Take every line where the string "this" appears and copy it.

################

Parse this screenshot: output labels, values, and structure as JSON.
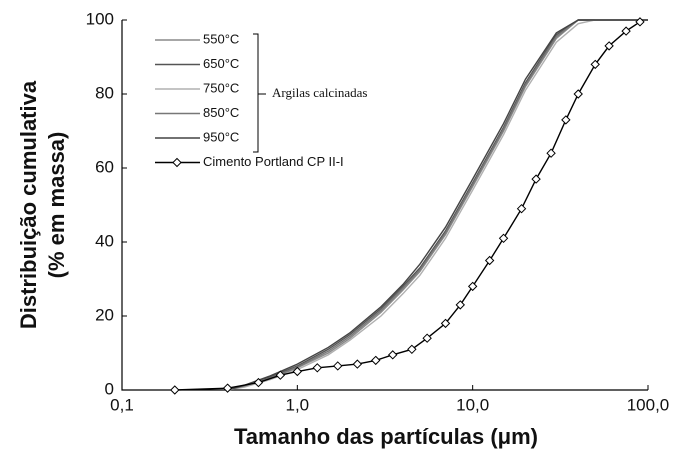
{
  "chart_data": {
    "type": "line",
    "xlabel": "Tamanho das partículas (μm)",
    "ylabel": [
      "Distribuição cumulativa",
      "(% em massa)"
    ],
    "xscale": "log",
    "xlim": [
      0.1,
      100
    ],
    "xticks": [
      {
        "value": 0.1,
        "label": "0,1"
      },
      {
        "value": 1,
        "label": "1,0"
      },
      {
        "value": 10,
        "label": "10,0"
      },
      {
        "value": 100,
        "label": "100,0"
      }
    ],
    "ylim": [
      0,
      100
    ],
    "yticks": [
      0,
      20,
      40,
      60,
      80,
      100
    ],
    "grid": false,
    "legend_group_label": "Argilas calcinadas",
    "series": [
      {
        "name": "550°C",
        "color": "#8a8a8a",
        "marker": "none",
        "x": [
          0.4,
          0.5,
          0.7,
          1,
          1.5,
          2,
          3,
          4,
          5,
          7,
          10,
          15,
          20,
          30,
          40,
          50,
          100
        ],
        "values": [
          0,
          1,
          3,
          6,
          10,
          14,
          21,
          27,
          32,
          42,
          55,
          70,
          82,
          95,
          100,
          100,
          100
        ]
      },
      {
        "name": "650°C",
        "color": "#555555",
        "marker": "none",
        "x": [
          0.4,
          0.5,
          0.7,
          1,
          1.5,
          2,
          3,
          4,
          5,
          7,
          10,
          15,
          20,
          30,
          40,
          50,
          100
        ],
        "values": [
          0,
          1.2,
          3.5,
          6.5,
          11,
          15,
          22,
          28,
          33,
          43,
          56,
          71,
          83,
          96,
          100,
          100,
          100
        ]
      },
      {
        "name": "750°C",
        "color": "#b0b0b0",
        "marker": "none",
        "x": [
          0.4,
          0.5,
          0.7,
          1,
          1.5,
          2,
          3,
          4,
          5,
          7,
          10,
          15,
          20,
          30,
          40,
          50,
          100
        ],
        "values": [
          0,
          0.8,
          2.8,
          5.5,
          9.5,
          13.5,
          20,
          26,
          31,
          41,
          54,
          69,
          81,
          94,
          99,
          100,
          100
        ]
      },
      {
        "name": "850°C",
        "color": "#777777",
        "marker": "none",
        "x": [
          0.4,
          0.5,
          0.7,
          1,
          1.5,
          2,
          3,
          4,
          5,
          7,
          10,
          15,
          20,
          30,
          40,
          50,
          100
        ],
        "values": [
          0,
          1.1,
          3.2,
          6.2,
          10.5,
          14.5,
          21.5,
          27.5,
          32.5,
          42.5,
          55.5,
          70.5,
          82.5,
          95.5,
          100,
          100,
          100
        ]
      },
      {
        "name": "950°C",
        "color": "#444444",
        "marker": "none",
        "x": [
          0.4,
          0.5,
          0.7,
          1,
          1.5,
          2,
          3,
          4,
          5,
          7,
          10,
          15,
          20,
          30,
          40,
          50,
          100
        ],
        "values": [
          0,
          1.3,
          3.8,
          7,
          11.5,
          15.5,
          22.5,
          28.5,
          34,
          44,
          57,
          72,
          84,
          96.5,
          100,
          100,
          100
        ]
      },
      {
        "name": "Cimento Portland CP II-I",
        "color": "#000000",
        "marker": "diamond",
        "x": [
          0.2,
          0.4,
          0.6,
          0.8,
          1,
          1.3,
          1.7,
          2.2,
          2.8,
          3.5,
          4.5,
          5.5,
          7,
          8.5,
          10,
          12.5,
          15,
          19,
          23,
          28,
          34,
          40,
          50,
          60,
          75,
          90
        ],
        "values": [
          0,
          0.5,
          2,
          4,
          5,
          6,
          6.5,
          7,
          8,
          9.5,
          11,
          14,
          18,
          23,
          28,
          35,
          41,
          49,
          57,
          64,
          73,
          80,
          88,
          93,
          97,
          99.5
        ]
      }
    ]
  }
}
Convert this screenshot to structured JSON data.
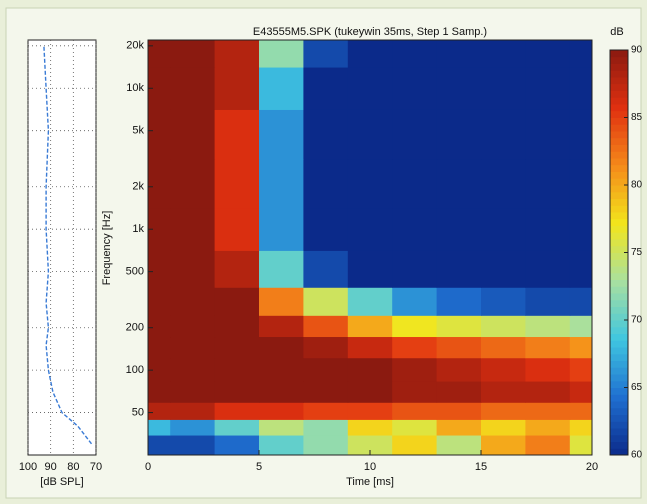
{
  "chart_data": [
    {
      "type": "line",
      "xlabel": "[dB SPL]",
      "xlim": [
        100,
        70
      ],
      "xticks": [
        100,
        90,
        80,
        70
      ],
      "ylim": [
        25,
        22000
      ],
      "yticks": [
        50,
        100,
        200,
        500,
        1000,
        2000,
        5000,
        10000,
        20000
      ],
      "log_y": true,
      "grid": true,
      "color": "#3a7bd5",
      "y": [
        30,
        40,
        50,
        70,
        100,
        150,
        200,
        300,
        500,
        1000,
        2000,
        5000,
        10000,
        20000
      ],
      "values": [
        72,
        78,
        85,
        89,
        91,
        92,
        91,
        92,
        91,
        92,
        92,
        91,
        92,
        93
      ]
    },
    {
      "type": "heatmap",
      "title": "E43555M5.SPK (tukeywin 35ms, Step 1 Samp.)",
      "xlabel": "Time [ms]",
      "ylabel": "Frequency [Hz]",
      "xlim": [
        0,
        20
      ],
      "xticks": [
        0,
        5,
        10,
        15,
        20
      ],
      "ylim": [
        25,
        22000
      ],
      "yticks": [
        50,
        100,
        200,
        500,
        {
          "value": 1000,
          "label": "1k"
        },
        {
          "value": 2000,
          "label": "2k"
        },
        {
          "value": 5000,
          "label": "5k"
        },
        {
          "value": 10000,
          "label": "10k"
        },
        {
          "value": 20000,
          "label": "20k"
        }
      ],
      "log_y": true,
      "x": [
        0,
        2,
        4,
        6,
        8,
        10,
        12,
        14,
        16,
        18,
        20
      ],
      "y": [
        30,
        40,
        50,
        70,
        100,
        150,
        200,
        300,
        500,
        1000,
        2000,
        5000,
        10000,
        20000
      ],
      "values": [
        [
          62,
          62,
          64,
          70,
          72,
          75,
          78,
          74,
          80,
          82,
          76
        ],
        [
          68,
          66,
          70,
          74,
          72,
          78,
          76,
          80,
          78,
          80,
          78
        ],
        [
          88,
          88,
          86,
          86,
          85,
          85,
          84,
          84,
          83,
          83,
          83
        ],
        [
          90,
          90,
          90,
          90,
          90,
          90,
          89,
          89,
          88,
          88,
          87
        ],
        [
          90,
          90,
          90,
          90,
          90,
          90,
          89,
          88,
          87,
          86,
          85
        ],
        [
          90,
          90,
          90,
          90,
          89,
          87,
          85,
          84,
          83,
          82,
          81
        ],
        [
          90,
          90,
          90,
          88,
          84,
          80,
          77,
          76,
          75,
          74,
          73
        ],
        [
          90,
          90,
          90,
          82,
          75,
          70,
          66,
          64,
          63,
          62,
          62
        ],
        [
          90,
          90,
          88,
          70,
          62,
          60,
          60,
          60,
          60,
          60,
          60
        ],
        [
          90,
          90,
          86,
          66,
          60,
          60,
          60,
          60,
          60,
          60,
          60
        ],
        [
          90,
          90,
          86,
          66,
          60,
          60,
          60,
          60,
          60,
          60,
          60
        ],
        [
          90,
          90,
          86,
          66,
          60,
          60,
          60,
          60,
          60,
          60,
          60
        ],
        [
          90,
          90,
          88,
          68,
          60,
          60,
          60,
          60,
          60,
          60,
          60
        ],
        [
          90,
          90,
          88,
          72,
          62,
          60,
          60,
          60,
          60,
          60,
          60
        ]
      ],
      "colorbar": {
        "label": "dB",
        "lim": [
          60,
          90
        ],
        "ticks": [
          60,
          65,
          70,
          75,
          80,
          85,
          90
        ]
      },
      "colormap": [
        "#0b2a8a",
        "#1f6fd0",
        "#3fc6e0",
        "#a8e0a0",
        "#f2e61c",
        "#f58a1a",
        "#e03010",
        "#8b1a10"
      ]
    }
  ]
}
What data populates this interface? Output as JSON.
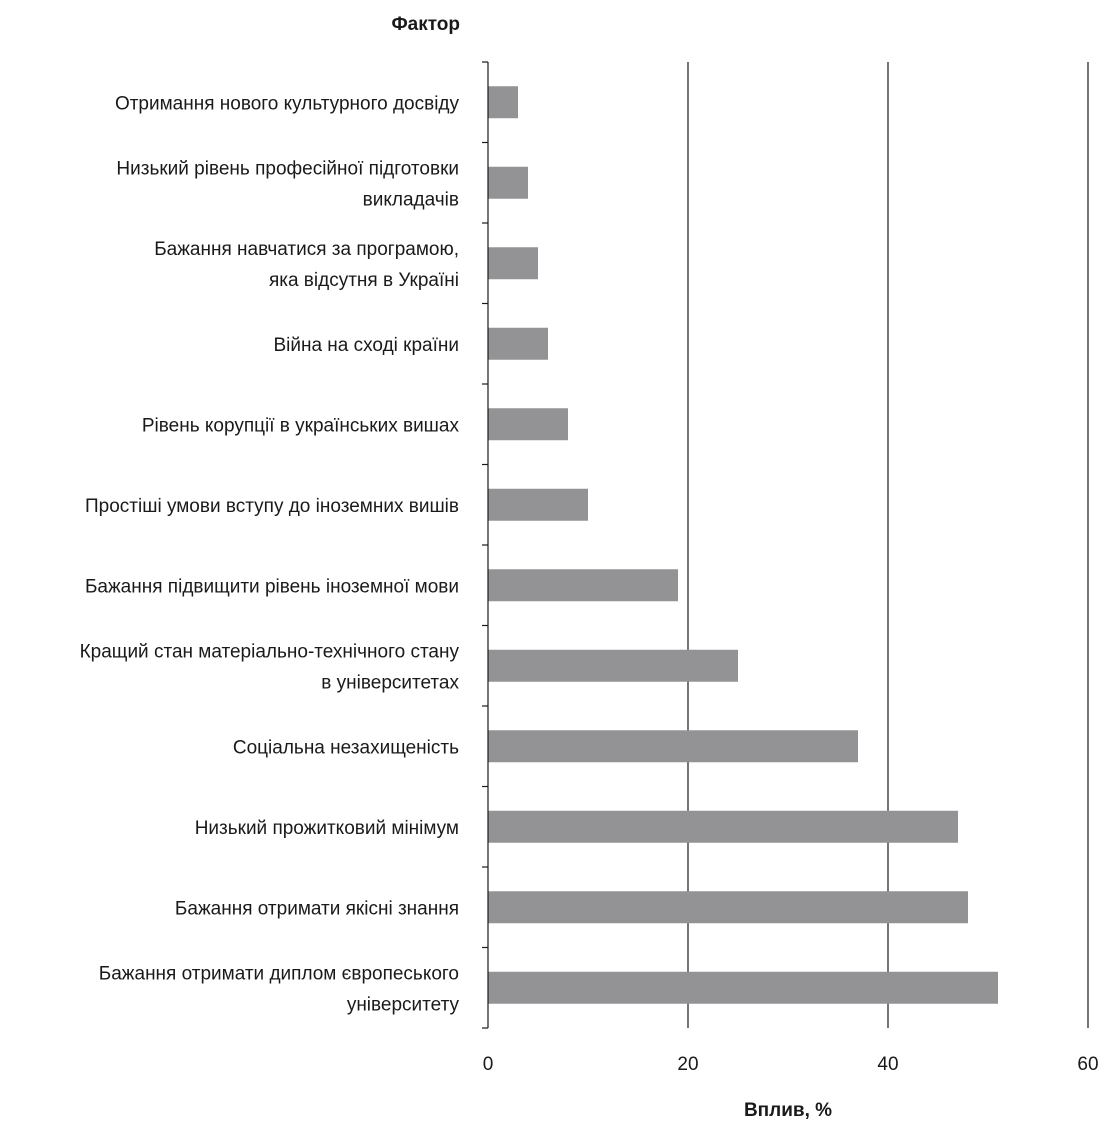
{
  "chart_data": {
    "type": "bar",
    "orientation": "horizontal",
    "ylabel": "Фактор",
    "xlabel": "Вплив, %",
    "xlim": [
      0,
      60
    ],
    "xticks": [
      "0",
      "20",
      "40",
      "60"
    ],
    "grid": "vertical",
    "bar_color": "#939396",
    "categories": [
      [
        "Отримання нового культурного досвіду"
      ],
      [
        "Низький рівень професійної підготовки",
        "викладачів"
      ],
      [
        "Бажання навчатися за програмою,",
        "яка відсутня в Україні"
      ],
      [
        "Війна на сході країни"
      ],
      [
        "Рівень корупції в українських вишах"
      ],
      [
        "Простіші умови вступу до іноземних вишів"
      ],
      [
        "Бажання підвищити рівень іноземної мови"
      ],
      [
        "Кращий стан матеріально-технічного стану",
        "в університетах"
      ],
      [
        "Соціальна незахищеність"
      ],
      [
        "Низький прожитковий мінімум"
      ],
      [
        "Бажання отримати якісні знання"
      ],
      [
        "Бажання отримати диплом європеського",
        "університету"
      ]
    ],
    "values": [
      3,
      4,
      5,
      6,
      8,
      10,
      19,
      25,
      37,
      47,
      48,
      51
    ]
  }
}
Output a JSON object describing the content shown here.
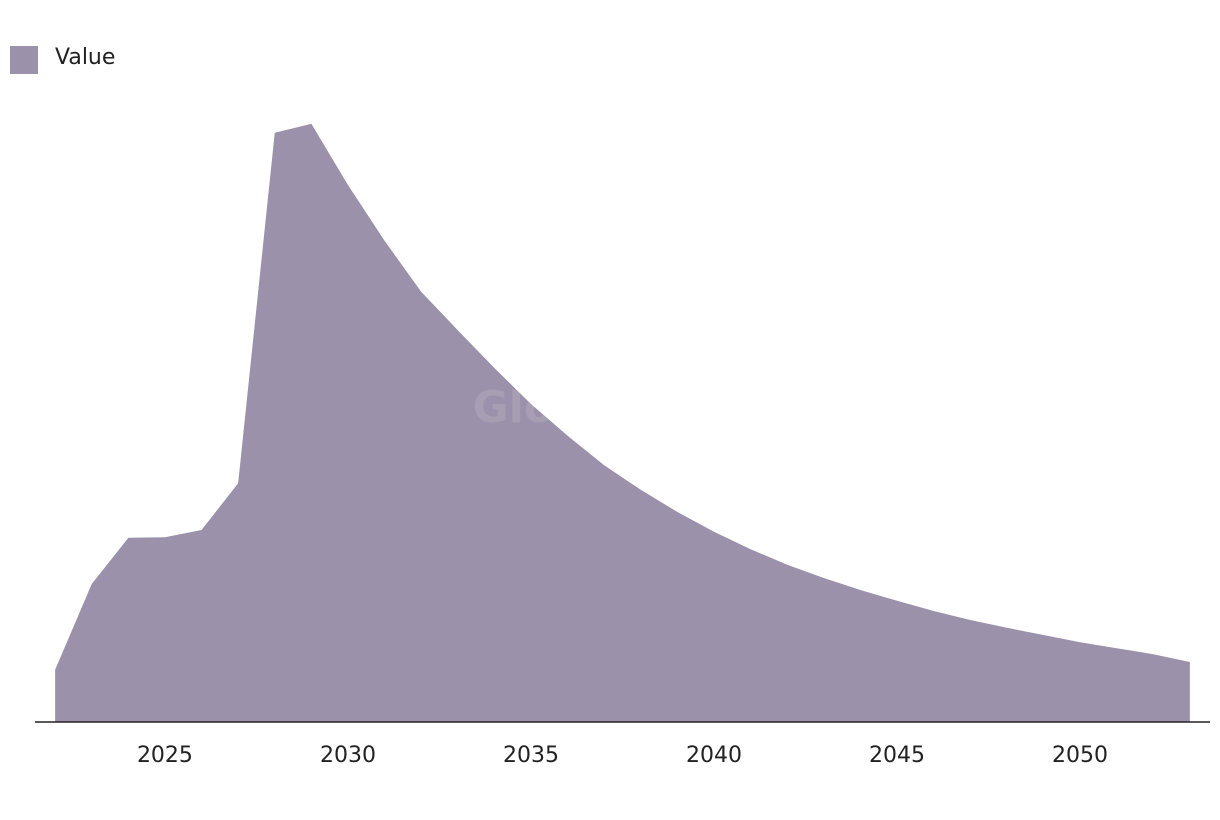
{
  "chart_data": {
    "type": "area",
    "watermark": "GlobalData",
    "x": [
      2022,
      2023,
      2024,
      2025,
      2026,
      2027,
      2028,
      2029,
      2030,
      2031,
      2032,
      2033,
      2034,
      2035,
      2036,
      2037,
      2038,
      2039,
      2040,
      2041,
      2042,
      2043,
      2044,
      2045,
      2046,
      2047,
      2048,
      2049,
      2050,
      2051,
      2052,
      2053
    ],
    "series": [
      {
        "name": "Value",
        "color": "#9b91aa",
        "values": [
          8.7,
          23,
          30.7,
          30.8,
          32,
          39.8,
          98.2,
          99.7,
          89.5,
          80.2,
          71.7,
          65.3,
          59,
          53,
          47.7,
          42.8,
          38.7,
          35,
          31.7,
          28.8,
          26.2,
          24,
          22,
          20.2,
          18.5,
          17,
          15.7,
          14.5,
          13.3,
          12.3,
          11.3,
          10
        ]
      }
    ],
    "xlim": [
      2021.45,
      2053.55
    ],
    "xticks": [
      2025,
      2030,
      2035,
      2040,
      2045,
      2050
    ],
    "ylim": [
      0,
      100
    ]
  }
}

################

## OUTPUT BELOW
Parse this screenshot: output labels, values, and structure as JSON.
Convert this screenshot to structured JSON data.
What data populates this interface? Output as JSON.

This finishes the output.